DIRECTIONS FOR THIS TASK: Reproduce all entries word for word.

--- Start of GIVEN RECORDS ---

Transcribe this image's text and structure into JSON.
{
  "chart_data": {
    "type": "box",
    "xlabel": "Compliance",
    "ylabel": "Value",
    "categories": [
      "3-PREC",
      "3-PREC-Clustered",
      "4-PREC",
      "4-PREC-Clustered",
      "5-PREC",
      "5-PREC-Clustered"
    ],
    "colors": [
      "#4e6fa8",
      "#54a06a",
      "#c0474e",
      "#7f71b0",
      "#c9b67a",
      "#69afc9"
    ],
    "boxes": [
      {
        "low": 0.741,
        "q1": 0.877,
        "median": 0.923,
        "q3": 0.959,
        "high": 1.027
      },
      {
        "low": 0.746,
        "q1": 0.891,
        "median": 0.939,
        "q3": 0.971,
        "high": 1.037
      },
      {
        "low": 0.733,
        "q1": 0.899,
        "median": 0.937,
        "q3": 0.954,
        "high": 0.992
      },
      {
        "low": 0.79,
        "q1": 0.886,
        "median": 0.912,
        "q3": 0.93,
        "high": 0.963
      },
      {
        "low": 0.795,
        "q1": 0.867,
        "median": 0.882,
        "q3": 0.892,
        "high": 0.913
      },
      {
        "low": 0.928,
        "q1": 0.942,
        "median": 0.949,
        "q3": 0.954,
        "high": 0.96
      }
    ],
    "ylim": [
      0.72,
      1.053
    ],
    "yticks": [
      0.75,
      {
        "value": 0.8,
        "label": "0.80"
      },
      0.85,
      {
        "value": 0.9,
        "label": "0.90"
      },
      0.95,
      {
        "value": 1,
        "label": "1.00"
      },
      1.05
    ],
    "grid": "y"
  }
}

--- End of GIVEN RECORDS ---

TASK ANSWER:
Transcribe this image's text and structure into JSON.
{
  "chart_data": {
    "type": "box",
    "xlabel": "Compliance",
    "ylabel": "Value",
    "categories": [
      "3-PREC",
      "3-PREC-Clustered",
      "4-PREC",
      "4-PREC-Clustered",
      "5-PREC",
      "5-PREC-Clustered"
    ],
    "colors": [
      "#4e6fa8",
      "#54a06a",
      "#c0474e",
      "#7f71b0",
      "#c9b67a",
      "#69afc9"
    ],
    "boxes": [
      {
        "low": 0.741,
        "q1": 0.877,
        "median": 0.923,
        "q3": 0.959,
        "high": 1.027
      },
      {
        "low": 0.746,
        "q1": 0.891,
        "median": 0.939,
        "q3": 0.971,
        "high": 1.037
      },
      {
        "low": 0.733,
        "q1": 0.899,
        "median": 0.937,
        "q3": 0.954,
        "high": 0.992
      },
      {
        "low": 0.79,
        "q1": 0.886,
        "median": 0.912,
        "q3": 0.93,
        "high": 0.963
      },
      {
        "low": 0.795,
        "q1": 0.867,
        "median": 0.882,
        "q3": 0.892,
        "high": 0.913
      },
      {
        "low": 0.928,
        "q1": 0.942,
        "median": 0.949,
        "q3": 0.954,
        "high": 0.96
      }
    ],
    "ylim": [
      0.72,
      1.053
    ],
    "yticks": [
      0.75,
      {
        "value": 0.8,
        "label": "0.80"
      },
      0.85,
      {
        "value": 0.9,
        "label": "0.90"
      },
      0.95,
      {
        "value": 1,
        "label": "1.00"
      },
      1.05
    ],
    "grid": "y"
  }
}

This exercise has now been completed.